* [Given problem] Retype all of the listing exactly, passing over any picture you find.

* Start *

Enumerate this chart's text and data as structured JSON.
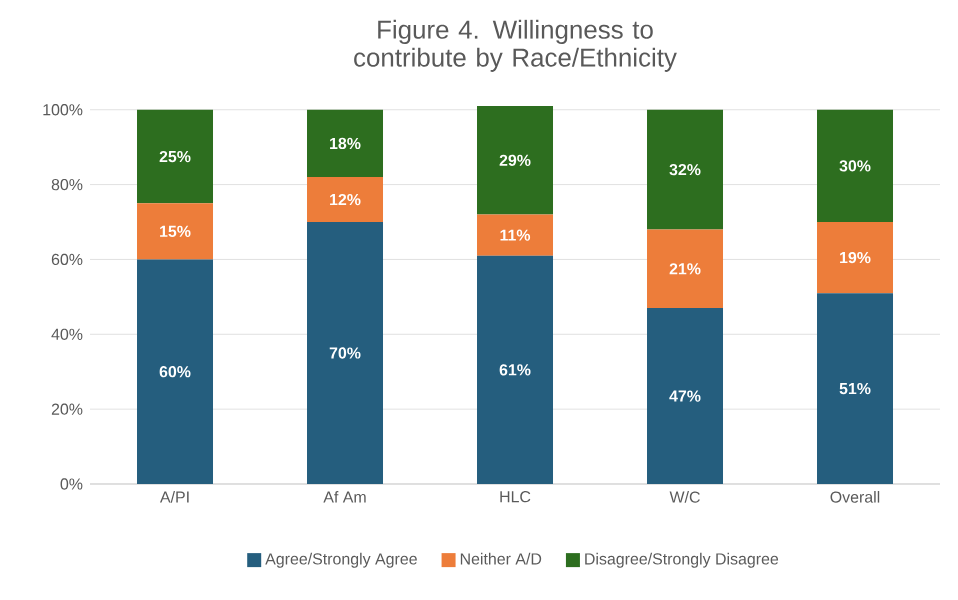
{
  "chart_data": {
    "type": "bar",
    "title": "Figure 4. Willingness to contribute by Race/Ethnicity",
    "categories": [
      "A/PI",
      "Af Am",
      "HLC",
      "W/C",
      "Overall"
    ],
    "stacked": true,
    "series": [
      {
        "name": "Agree/Strongly Agree",
        "color": "#255e7e",
        "values": [
          60,
          70,
          61,
          47,
          51
        ],
        "value_labels": [
          "60%",
          "70%",
          "61%",
          "47%",
          "51%"
        ]
      },
      {
        "name": "Neither A/D",
        "color": "#ed7d3a",
        "values": [
          15,
          12,
          11,
          21,
          19
        ],
        "value_labels": [
          "15%",
          "12%",
          "11%",
          "21%",
          "19%"
        ]
      },
      {
        "name": "Disagree/Strongly Disagree",
        "color": "#2d6e1f",
        "values": [
          25,
          18,
          29,
          32,
          30
        ],
        "value_labels": [
          "25%",
          "18%",
          "29%",
          "32%",
          "30%"
        ]
      }
    ],
    "ylim": [
      0,
      101
    ],
    "yticks": [
      {
        "value": 0,
        "label": "0%"
      },
      {
        "value": 20,
        "label": "20%"
      },
      {
        "value": 40,
        "label": "40%"
      },
      {
        "value": 60,
        "label": "60%"
      },
      {
        "value": 80,
        "label": "80%"
      },
      {
        "value": 100,
        "label": "100%"
      }
    ],
    "grid": "y",
    "legend": "bottom"
  }
}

* End *

* [Task response]
Enumerate this chart's text and data as structured JSON.
{
  "chart_data": {
    "type": "bar",
    "title": "Figure 4. Willingness to contribute by Race/Ethnicity",
    "categories": [
      "A/PI",
      "Af Am",
      "HLC",
      "W/C",
      "Overall"
    ],
    "stacked": true,
    "series": [
      {
        "name": "Agree/Strongly Agree",
        "color": "#255e7e",
        "values": [
          60,
          70,
          61,
          47,
          51
        ],
        "value_labels": [
          "60%",
          "70%",
          "61%",
          "47%",
          "51%"
        ]
      },
      {
        "name": "Neither A/D",
        "color": "#ed7d3a",
        "values": [
          15,
          12,
          11,
          21,
          19
        ],
        "value_labels": [
          "15%",
          "12%",
          "11%",
          "21%",
          "19%"
        ]
      },
      {
        "name": "Disagree/Strongly Disagree",
        "color": "#2d6e1f",
        "values": [
          25,
          18,
          29,
          32,
          30
        ],
        "value_labels": [
          "25%",
          "18%",
          "29%",
          "32%",
          "30%"
        ]
      }
    ],
    "ylim": [
      0,
      101
    ],
    "yticks": [
      {
        "value": 0,
        "label": "0%"
      },
      {
        "value": 20,
        "label": "20%"
      },
      {
        "value": 40,
        "label": "40%"
      },
      {
        "value": 60,
        "label": "60%"
      },
      {
        "value": 80,
        "label": "80%"
      },
      {
        "value": 100,
        "label": "100%"
      }
    ],
    "grid": "y",
    "legend": "bottom"
  }
}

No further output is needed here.